OBJECTIVE: Scan the entries below for the word "When". Copy each line that has it.
··· SUPPLIED MATERIAL
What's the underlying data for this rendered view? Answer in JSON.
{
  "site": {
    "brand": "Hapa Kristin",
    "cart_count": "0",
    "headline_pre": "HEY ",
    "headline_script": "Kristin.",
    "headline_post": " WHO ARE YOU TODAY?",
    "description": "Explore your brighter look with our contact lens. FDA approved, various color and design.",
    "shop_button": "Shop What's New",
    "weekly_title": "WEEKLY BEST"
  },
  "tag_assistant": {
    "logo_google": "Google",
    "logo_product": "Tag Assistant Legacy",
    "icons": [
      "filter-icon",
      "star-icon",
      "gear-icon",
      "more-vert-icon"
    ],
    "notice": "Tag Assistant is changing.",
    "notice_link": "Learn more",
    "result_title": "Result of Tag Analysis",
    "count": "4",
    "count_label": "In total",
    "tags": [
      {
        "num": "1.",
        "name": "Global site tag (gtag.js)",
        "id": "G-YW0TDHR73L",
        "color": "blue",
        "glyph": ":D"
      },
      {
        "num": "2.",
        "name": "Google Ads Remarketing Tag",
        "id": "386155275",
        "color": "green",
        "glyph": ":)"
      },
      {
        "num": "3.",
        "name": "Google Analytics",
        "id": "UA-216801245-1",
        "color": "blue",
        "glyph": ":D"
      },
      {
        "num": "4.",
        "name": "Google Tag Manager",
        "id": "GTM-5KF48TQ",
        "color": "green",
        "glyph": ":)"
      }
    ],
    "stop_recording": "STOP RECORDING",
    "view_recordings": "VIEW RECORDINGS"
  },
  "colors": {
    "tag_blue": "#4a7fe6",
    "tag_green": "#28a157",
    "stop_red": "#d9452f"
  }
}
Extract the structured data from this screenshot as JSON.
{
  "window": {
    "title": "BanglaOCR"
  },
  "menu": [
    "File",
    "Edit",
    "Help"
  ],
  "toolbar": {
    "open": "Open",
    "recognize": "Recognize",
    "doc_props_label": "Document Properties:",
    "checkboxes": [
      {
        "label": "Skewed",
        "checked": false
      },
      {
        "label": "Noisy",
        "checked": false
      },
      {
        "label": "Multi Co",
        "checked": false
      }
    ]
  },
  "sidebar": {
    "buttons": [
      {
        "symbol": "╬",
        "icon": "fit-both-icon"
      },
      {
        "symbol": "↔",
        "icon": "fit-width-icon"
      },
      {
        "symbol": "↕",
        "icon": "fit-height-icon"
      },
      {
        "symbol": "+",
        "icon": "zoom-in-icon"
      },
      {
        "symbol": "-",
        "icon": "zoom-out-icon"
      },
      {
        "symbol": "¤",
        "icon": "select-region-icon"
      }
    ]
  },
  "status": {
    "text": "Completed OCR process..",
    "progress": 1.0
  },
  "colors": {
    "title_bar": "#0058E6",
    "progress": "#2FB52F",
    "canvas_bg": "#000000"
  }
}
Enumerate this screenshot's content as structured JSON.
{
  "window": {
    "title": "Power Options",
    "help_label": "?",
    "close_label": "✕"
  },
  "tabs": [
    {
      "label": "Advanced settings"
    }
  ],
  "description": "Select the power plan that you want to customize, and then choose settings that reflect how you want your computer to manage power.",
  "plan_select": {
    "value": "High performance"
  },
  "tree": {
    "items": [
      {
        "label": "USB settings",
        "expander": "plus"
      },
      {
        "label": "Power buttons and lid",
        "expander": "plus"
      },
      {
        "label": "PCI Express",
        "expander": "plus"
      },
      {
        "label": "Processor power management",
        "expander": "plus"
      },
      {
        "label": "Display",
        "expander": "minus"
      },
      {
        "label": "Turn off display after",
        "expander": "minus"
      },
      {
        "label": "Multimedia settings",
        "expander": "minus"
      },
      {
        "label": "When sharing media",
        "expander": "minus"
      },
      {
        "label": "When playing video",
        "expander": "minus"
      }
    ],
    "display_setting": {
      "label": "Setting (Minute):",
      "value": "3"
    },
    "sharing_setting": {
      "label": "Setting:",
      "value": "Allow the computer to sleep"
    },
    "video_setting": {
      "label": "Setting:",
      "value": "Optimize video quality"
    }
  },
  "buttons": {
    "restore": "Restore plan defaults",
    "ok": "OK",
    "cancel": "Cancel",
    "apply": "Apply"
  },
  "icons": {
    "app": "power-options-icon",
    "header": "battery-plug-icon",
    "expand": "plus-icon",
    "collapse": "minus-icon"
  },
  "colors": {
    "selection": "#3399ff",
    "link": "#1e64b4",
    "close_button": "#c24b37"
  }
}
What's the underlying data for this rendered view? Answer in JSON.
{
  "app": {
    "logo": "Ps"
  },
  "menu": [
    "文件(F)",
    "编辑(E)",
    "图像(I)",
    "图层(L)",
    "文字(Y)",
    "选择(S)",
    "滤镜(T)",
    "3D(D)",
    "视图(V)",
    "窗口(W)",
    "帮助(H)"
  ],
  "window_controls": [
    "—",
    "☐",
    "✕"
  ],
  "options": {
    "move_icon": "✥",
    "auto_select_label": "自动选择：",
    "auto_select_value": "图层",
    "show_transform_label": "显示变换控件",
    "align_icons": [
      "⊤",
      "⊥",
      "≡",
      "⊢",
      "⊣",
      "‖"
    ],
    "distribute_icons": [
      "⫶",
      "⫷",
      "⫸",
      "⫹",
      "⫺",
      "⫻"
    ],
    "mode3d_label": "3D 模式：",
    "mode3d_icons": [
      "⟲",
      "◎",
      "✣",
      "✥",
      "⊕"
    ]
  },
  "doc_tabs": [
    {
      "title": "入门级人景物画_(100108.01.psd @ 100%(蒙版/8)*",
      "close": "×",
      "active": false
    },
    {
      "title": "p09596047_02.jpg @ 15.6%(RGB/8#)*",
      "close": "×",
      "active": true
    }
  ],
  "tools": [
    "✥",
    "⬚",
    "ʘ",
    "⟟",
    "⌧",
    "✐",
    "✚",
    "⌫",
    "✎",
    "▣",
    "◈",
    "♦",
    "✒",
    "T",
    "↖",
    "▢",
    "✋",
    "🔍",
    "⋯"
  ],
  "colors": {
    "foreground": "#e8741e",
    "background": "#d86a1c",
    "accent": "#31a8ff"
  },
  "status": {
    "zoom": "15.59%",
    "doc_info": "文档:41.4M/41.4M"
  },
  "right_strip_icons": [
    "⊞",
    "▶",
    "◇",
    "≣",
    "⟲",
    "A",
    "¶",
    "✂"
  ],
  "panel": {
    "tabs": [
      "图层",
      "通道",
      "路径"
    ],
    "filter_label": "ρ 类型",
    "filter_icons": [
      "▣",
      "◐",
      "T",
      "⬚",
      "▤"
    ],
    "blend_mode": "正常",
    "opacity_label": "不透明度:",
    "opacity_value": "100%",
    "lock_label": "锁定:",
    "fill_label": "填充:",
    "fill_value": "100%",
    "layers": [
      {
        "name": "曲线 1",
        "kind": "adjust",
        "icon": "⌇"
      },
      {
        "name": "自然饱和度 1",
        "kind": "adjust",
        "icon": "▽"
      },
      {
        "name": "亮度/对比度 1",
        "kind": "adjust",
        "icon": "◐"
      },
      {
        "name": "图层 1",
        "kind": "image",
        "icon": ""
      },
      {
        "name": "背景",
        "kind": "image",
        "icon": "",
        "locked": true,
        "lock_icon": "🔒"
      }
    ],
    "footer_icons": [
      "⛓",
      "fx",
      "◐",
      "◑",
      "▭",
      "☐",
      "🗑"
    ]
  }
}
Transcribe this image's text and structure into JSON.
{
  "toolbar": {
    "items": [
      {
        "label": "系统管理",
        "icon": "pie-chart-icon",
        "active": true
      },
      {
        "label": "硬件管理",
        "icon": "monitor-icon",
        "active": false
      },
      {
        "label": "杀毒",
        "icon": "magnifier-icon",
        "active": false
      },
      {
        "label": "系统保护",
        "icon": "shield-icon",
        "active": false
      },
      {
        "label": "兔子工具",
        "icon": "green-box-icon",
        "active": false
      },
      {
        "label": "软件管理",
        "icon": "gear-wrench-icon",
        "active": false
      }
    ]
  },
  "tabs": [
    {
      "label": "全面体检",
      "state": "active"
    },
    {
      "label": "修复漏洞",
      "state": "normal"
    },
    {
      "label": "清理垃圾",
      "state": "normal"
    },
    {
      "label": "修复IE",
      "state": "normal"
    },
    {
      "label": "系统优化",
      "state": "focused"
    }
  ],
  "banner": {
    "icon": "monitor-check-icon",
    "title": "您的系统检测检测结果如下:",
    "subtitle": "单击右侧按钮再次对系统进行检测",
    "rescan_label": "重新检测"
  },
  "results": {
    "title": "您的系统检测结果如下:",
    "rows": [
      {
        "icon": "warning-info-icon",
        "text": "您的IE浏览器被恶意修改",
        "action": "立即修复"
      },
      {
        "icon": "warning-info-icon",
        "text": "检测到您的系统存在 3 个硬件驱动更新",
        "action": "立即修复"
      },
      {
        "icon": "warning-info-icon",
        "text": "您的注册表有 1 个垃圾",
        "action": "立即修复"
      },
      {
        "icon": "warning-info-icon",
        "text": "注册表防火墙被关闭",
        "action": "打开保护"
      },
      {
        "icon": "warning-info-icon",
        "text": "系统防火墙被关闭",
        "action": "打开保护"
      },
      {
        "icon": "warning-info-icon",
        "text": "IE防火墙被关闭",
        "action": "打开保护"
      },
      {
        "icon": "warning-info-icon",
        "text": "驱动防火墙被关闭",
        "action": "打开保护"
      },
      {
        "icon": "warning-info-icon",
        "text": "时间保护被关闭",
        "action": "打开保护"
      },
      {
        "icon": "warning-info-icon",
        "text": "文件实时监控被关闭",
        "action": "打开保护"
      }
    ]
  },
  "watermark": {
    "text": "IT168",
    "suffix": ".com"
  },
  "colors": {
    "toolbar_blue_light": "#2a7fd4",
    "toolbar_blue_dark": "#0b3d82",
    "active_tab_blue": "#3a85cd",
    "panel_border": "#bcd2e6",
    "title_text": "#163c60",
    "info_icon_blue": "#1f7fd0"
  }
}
······
SOLUTION FOR THIS PROBLEM:
        "label": "When sharing media",
        "label": "When playing video",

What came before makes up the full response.